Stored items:
-.-.-
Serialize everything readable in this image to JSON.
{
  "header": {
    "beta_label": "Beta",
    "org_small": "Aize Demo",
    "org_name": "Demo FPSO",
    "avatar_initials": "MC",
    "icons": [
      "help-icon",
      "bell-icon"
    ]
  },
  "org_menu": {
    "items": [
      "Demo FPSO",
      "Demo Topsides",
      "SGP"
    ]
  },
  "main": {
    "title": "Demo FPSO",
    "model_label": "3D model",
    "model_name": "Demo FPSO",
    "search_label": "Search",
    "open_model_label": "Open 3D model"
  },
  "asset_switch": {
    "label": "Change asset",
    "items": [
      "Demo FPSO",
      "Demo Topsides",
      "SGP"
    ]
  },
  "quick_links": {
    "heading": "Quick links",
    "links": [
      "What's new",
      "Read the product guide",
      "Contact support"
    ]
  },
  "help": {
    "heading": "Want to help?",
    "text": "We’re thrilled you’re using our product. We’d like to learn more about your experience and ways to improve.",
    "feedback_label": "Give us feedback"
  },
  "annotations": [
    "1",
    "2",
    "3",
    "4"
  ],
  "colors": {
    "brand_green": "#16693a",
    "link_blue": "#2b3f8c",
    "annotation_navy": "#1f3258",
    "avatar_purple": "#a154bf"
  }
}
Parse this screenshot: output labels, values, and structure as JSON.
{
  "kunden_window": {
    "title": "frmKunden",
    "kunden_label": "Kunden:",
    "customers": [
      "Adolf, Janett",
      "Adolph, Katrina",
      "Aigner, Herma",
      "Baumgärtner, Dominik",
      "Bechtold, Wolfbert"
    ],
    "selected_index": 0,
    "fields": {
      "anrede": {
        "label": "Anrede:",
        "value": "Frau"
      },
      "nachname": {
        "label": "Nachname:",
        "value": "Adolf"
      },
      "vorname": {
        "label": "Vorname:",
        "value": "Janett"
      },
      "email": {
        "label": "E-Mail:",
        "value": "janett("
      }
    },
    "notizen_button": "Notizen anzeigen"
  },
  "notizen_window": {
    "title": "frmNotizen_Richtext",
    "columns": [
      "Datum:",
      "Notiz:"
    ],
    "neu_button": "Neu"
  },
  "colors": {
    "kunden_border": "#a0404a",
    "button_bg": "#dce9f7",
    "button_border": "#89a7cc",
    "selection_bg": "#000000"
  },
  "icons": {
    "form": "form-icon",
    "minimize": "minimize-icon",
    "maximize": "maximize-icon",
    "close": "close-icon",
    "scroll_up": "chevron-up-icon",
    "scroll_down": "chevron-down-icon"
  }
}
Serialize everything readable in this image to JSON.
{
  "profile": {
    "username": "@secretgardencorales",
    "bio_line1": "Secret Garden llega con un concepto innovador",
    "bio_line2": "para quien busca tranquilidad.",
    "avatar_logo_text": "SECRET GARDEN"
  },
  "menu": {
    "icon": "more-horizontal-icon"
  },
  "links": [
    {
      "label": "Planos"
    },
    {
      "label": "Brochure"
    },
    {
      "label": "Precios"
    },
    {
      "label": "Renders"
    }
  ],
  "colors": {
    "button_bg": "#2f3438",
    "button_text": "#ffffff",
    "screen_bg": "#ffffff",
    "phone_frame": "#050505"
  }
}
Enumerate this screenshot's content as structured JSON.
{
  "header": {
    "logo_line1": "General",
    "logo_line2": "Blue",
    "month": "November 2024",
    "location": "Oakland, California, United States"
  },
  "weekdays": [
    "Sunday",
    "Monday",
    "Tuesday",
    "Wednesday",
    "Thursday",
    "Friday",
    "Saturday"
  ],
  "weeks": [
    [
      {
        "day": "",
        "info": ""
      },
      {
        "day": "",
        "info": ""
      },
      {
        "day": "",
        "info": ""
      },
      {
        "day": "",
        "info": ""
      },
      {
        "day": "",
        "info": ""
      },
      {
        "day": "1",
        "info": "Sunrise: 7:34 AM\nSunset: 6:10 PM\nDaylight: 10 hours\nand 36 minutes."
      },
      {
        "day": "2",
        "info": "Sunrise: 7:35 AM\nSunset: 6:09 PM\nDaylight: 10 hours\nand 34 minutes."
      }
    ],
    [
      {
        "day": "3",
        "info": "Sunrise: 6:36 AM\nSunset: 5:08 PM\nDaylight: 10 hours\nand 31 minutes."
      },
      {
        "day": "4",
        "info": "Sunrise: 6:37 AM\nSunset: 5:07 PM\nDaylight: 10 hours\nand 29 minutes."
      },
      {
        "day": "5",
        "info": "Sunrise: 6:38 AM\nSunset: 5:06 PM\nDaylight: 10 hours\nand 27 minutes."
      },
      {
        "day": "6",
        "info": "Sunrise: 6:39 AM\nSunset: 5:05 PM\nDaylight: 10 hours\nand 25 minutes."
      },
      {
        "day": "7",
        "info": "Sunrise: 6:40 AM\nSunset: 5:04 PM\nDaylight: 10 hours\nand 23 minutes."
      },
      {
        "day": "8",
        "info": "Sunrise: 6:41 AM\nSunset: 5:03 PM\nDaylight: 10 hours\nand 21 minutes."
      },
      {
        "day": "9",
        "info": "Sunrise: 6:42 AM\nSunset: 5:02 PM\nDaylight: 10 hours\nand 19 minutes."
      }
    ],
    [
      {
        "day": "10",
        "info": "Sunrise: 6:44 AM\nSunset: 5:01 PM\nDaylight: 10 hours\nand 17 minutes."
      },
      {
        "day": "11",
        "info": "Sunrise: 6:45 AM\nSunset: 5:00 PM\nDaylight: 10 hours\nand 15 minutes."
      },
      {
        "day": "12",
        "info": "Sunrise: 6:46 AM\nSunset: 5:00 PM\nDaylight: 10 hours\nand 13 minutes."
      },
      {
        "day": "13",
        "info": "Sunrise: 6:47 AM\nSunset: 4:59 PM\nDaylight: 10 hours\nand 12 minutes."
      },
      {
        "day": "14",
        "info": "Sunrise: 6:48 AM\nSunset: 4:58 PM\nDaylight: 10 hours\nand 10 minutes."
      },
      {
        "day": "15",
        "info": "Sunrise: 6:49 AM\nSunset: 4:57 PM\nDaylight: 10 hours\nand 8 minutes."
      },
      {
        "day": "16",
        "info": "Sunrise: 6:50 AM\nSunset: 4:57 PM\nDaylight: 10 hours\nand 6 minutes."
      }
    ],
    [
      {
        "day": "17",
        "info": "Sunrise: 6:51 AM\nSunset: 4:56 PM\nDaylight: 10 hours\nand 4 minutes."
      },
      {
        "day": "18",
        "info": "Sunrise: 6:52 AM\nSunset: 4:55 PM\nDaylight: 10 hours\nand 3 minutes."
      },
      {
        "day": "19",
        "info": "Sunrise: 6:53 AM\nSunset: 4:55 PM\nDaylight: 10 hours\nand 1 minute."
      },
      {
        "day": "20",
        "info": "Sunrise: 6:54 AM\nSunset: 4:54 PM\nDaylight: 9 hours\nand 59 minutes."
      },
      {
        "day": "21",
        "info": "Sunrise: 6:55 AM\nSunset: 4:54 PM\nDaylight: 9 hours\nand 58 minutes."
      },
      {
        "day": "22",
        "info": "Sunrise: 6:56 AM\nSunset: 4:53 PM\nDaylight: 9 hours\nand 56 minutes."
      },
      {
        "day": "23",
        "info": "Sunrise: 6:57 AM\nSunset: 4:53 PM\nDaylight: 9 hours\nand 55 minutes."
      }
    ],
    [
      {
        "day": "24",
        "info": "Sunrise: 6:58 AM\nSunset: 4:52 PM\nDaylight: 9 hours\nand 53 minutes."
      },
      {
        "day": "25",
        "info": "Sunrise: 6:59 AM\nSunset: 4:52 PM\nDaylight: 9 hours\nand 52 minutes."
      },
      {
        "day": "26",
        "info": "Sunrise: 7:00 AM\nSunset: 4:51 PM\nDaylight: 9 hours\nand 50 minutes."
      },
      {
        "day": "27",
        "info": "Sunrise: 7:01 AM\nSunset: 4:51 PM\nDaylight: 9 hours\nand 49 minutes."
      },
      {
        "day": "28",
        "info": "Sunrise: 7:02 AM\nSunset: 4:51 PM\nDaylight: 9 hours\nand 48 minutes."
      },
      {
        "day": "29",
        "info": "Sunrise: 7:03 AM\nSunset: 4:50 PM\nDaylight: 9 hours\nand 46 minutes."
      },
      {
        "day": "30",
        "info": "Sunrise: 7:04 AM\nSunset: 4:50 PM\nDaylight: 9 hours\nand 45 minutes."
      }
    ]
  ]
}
-.-.-
(Given problem)
Isolate the lines above that contain the word "screenshot" and copy them.

(The output)
Parse this screenshot: output labels, values, and structure as JSON.
Enumerate this screenshot's content as structured JSON.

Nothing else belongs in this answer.